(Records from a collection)
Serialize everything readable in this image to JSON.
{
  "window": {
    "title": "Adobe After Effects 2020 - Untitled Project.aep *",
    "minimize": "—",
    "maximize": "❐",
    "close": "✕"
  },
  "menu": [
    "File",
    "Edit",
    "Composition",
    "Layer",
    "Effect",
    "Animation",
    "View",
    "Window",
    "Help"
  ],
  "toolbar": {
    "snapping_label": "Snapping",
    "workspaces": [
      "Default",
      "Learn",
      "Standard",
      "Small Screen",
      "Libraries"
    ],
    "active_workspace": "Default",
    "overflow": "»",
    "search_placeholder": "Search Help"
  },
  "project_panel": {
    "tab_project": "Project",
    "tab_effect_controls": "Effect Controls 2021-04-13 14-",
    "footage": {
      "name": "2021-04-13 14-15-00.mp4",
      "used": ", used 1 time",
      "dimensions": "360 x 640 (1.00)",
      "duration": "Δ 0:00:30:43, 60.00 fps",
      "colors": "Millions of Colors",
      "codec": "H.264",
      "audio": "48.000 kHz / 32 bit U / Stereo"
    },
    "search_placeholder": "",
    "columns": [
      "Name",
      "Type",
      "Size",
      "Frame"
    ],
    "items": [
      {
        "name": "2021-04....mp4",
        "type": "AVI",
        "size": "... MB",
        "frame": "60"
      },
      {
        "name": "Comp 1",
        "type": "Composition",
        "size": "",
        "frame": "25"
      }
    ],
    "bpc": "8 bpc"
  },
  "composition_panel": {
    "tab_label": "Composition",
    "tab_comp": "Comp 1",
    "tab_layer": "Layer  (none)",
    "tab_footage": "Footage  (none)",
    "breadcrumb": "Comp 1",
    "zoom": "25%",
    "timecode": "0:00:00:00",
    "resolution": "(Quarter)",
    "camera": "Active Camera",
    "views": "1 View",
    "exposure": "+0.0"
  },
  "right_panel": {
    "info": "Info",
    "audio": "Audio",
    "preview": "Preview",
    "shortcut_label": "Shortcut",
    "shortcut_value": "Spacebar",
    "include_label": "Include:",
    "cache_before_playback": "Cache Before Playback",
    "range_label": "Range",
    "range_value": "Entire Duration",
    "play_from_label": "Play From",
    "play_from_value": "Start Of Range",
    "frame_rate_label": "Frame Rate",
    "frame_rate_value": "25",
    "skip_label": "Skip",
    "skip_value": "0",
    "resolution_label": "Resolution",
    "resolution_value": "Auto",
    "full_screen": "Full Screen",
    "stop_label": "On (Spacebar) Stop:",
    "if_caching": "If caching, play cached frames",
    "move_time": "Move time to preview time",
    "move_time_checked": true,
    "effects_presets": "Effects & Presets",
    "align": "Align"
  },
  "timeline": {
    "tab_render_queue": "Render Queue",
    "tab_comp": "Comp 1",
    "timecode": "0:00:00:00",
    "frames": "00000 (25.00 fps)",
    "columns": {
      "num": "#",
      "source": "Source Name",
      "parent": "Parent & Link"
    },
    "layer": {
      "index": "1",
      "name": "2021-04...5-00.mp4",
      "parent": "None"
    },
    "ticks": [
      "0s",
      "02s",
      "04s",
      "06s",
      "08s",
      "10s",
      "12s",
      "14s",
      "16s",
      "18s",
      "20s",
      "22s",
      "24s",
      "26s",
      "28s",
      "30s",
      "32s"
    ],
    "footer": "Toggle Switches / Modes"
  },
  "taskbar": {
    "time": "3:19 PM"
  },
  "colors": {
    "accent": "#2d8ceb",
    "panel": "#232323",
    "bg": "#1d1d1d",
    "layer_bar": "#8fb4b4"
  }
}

- [Given exercise]: Tally how many lines in the material above hold the word "frames". Write only that number.

- [Response]: 2